DATA FOR THIS EXERCISE:
>> BEGIN

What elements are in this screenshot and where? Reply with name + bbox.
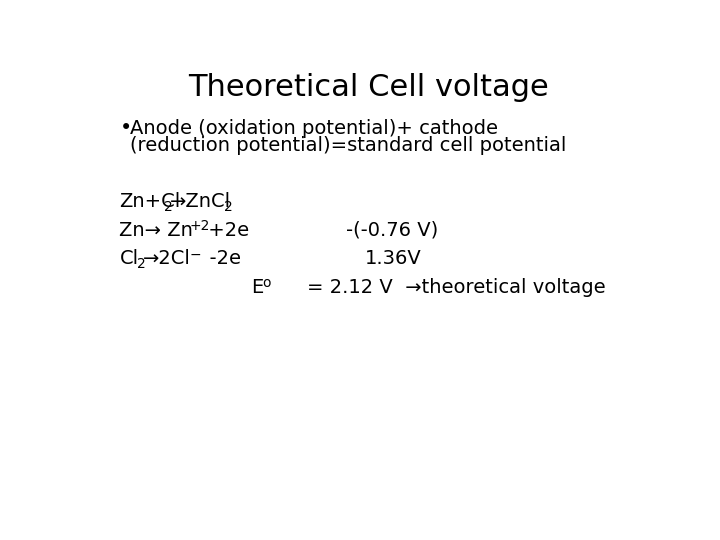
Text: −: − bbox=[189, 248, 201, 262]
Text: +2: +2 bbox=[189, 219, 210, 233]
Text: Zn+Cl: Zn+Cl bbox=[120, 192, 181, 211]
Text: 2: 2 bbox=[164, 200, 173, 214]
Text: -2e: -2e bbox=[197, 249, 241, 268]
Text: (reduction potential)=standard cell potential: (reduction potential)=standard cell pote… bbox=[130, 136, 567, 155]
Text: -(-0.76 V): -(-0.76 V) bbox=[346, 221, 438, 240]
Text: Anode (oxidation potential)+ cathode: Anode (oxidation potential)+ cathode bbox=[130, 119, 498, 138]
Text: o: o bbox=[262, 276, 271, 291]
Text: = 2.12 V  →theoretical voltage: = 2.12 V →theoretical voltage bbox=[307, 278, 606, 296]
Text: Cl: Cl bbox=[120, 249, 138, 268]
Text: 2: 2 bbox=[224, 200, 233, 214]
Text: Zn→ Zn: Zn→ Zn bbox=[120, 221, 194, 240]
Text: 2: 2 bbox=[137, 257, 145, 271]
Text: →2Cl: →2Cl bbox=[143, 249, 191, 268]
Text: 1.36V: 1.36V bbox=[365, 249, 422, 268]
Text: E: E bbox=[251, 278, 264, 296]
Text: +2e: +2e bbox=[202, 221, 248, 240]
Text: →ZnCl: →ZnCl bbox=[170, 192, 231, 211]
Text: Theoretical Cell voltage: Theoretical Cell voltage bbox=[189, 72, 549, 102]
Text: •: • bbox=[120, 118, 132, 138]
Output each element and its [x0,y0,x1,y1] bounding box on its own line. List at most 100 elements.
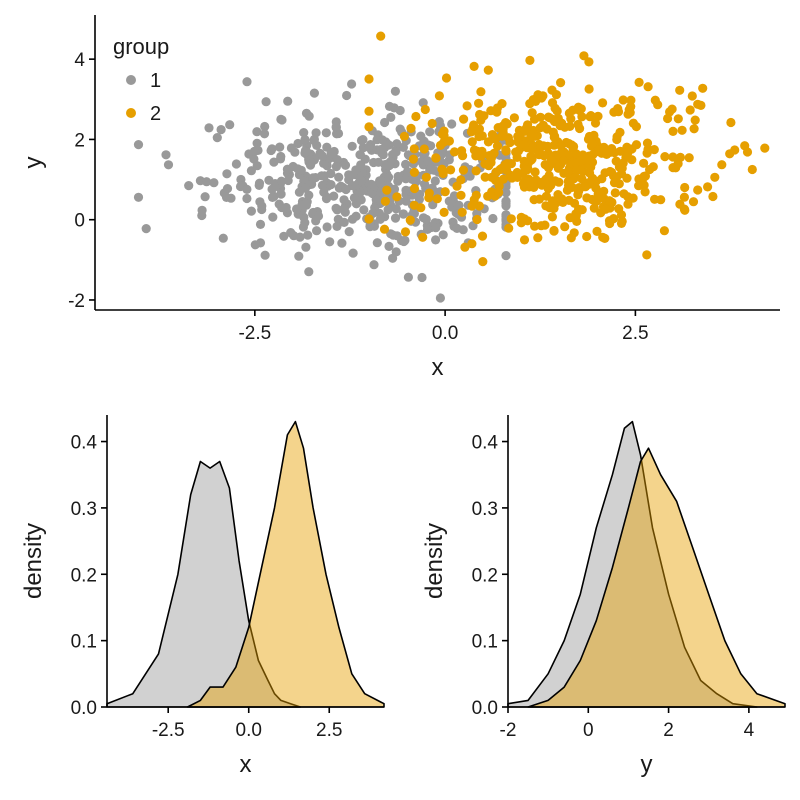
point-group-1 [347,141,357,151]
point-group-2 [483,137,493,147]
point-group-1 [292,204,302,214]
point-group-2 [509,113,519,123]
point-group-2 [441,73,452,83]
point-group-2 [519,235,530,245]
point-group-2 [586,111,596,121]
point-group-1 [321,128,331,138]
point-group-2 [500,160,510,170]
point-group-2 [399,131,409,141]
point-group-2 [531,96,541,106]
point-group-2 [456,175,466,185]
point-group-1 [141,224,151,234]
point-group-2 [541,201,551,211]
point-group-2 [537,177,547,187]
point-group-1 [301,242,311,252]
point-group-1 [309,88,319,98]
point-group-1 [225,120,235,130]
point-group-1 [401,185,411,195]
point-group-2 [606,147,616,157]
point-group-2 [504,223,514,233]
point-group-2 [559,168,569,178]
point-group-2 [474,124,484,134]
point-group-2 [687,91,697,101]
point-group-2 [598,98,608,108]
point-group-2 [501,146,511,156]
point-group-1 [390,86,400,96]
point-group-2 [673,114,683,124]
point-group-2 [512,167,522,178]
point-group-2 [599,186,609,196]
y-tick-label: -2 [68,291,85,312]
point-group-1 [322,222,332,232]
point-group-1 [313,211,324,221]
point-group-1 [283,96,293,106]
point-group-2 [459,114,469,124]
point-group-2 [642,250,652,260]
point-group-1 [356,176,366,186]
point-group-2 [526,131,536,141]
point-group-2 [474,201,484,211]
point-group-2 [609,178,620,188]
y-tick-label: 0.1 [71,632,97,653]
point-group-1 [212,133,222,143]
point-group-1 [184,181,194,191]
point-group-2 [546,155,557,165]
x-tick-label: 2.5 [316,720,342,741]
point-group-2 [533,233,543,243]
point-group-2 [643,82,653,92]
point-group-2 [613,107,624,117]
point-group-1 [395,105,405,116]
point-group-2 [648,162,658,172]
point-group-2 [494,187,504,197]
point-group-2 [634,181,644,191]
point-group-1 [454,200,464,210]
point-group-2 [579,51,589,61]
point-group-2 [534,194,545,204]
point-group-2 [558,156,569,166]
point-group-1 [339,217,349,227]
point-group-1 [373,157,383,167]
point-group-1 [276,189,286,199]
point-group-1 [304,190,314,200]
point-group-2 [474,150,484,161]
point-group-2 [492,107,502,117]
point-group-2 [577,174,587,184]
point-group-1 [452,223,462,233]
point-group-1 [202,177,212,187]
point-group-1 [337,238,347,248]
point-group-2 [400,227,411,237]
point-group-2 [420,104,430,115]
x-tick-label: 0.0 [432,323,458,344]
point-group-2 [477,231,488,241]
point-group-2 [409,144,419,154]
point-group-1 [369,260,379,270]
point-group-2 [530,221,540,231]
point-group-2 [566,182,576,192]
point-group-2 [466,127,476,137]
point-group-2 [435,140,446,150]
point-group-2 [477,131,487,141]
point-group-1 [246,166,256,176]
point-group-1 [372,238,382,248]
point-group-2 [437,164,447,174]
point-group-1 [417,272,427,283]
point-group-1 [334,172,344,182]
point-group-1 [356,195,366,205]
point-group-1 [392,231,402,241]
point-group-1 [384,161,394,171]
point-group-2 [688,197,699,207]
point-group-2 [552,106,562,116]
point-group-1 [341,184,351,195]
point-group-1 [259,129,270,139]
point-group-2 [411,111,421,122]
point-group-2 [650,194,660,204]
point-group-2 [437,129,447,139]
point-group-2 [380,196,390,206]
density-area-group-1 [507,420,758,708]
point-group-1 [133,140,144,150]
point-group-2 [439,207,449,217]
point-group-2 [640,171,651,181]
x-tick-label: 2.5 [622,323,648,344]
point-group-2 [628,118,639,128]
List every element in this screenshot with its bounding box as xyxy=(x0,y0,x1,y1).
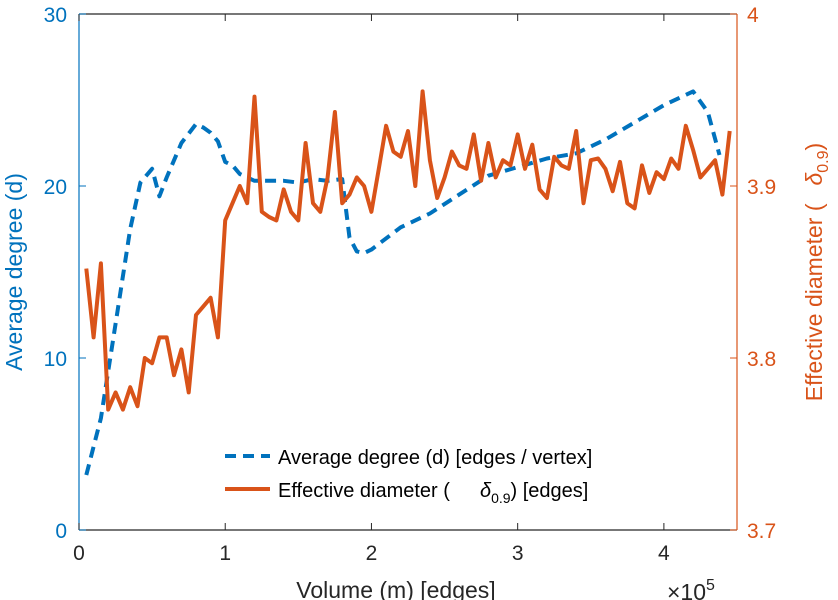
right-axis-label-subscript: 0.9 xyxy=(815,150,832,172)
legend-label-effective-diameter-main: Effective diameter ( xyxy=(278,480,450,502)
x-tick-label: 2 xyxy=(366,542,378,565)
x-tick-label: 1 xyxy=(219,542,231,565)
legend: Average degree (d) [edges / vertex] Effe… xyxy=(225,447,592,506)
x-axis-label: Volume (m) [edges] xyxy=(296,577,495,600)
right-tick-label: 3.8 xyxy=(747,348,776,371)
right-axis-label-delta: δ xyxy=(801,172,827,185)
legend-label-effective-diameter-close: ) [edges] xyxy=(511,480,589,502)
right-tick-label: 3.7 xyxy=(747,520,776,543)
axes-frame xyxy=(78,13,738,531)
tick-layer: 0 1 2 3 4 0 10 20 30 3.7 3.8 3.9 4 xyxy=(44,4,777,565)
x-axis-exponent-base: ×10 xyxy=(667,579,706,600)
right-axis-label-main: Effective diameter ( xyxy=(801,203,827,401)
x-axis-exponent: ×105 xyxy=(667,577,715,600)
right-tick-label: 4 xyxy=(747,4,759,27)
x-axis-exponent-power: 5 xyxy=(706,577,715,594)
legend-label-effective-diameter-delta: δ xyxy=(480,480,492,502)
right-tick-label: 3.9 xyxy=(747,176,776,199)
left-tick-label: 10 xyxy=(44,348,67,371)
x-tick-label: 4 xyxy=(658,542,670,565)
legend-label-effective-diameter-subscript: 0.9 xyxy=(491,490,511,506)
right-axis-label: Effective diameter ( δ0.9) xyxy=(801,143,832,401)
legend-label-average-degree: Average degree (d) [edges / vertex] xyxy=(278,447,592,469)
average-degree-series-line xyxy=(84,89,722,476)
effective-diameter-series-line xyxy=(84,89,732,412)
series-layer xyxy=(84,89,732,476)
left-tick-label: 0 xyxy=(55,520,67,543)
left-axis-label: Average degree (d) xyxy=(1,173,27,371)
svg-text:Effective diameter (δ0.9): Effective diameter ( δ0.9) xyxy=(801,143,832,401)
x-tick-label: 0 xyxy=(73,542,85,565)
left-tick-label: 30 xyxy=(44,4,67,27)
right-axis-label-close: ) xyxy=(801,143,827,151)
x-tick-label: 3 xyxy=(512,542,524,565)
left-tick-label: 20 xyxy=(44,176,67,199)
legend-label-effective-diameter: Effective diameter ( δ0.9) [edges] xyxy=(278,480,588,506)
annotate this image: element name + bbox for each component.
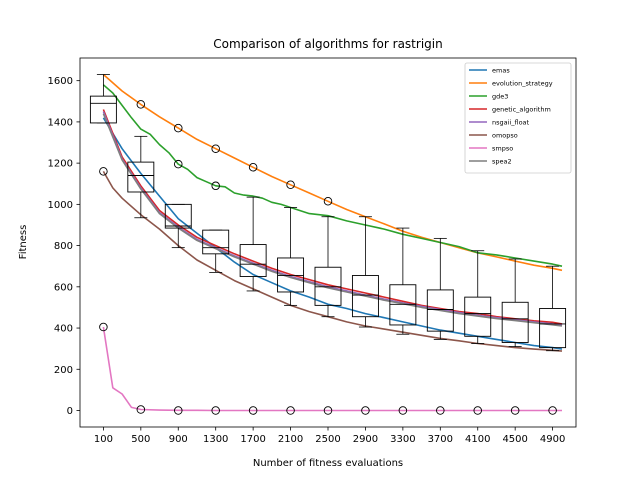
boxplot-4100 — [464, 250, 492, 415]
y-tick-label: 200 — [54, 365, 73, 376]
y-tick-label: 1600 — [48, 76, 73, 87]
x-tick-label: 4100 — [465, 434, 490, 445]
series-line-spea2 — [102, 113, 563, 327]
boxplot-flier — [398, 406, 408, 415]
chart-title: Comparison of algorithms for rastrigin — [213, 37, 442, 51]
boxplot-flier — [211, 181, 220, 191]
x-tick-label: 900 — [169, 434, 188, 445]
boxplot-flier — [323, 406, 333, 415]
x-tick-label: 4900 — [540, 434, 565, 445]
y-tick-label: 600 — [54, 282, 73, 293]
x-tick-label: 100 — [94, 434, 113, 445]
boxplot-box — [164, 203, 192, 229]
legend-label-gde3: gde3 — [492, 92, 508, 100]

>> END

TASK TO COMPLETE: Reproduce verbatim the lines of the entries above, beginning with the line that contains "point-group-1 [347,141,357,151]" and continuing through the line that contains "point-group-1 [309,88,319,98]", with both of those lines included.

WORKED ANSWER:
point-group-1 [347,141,357,151]
point-group-2 [483,137,493,147]
point-group-1 [292,204,302,214]
point-group-2 [509,113,519,123]
point-group-2 [441,73,452,83]
point-group-2 [519,235,530,245]
point-group-2 [586,111,596,121]
point-group-1 [321,128,331,138]
point-group-2 [500,160,510,170]
point-group-2 [399,131,409,141]
point-group-2 [531,96,541,106]
point-group-2 [456,175,466,185]
point-group-1 [141,224,151,234]
point-group-2 [541,201,551,211]
point-group-2 [537,177,547,187]
point-group-1 [301,242,311,252]
point-group-1 [309,88,319,98]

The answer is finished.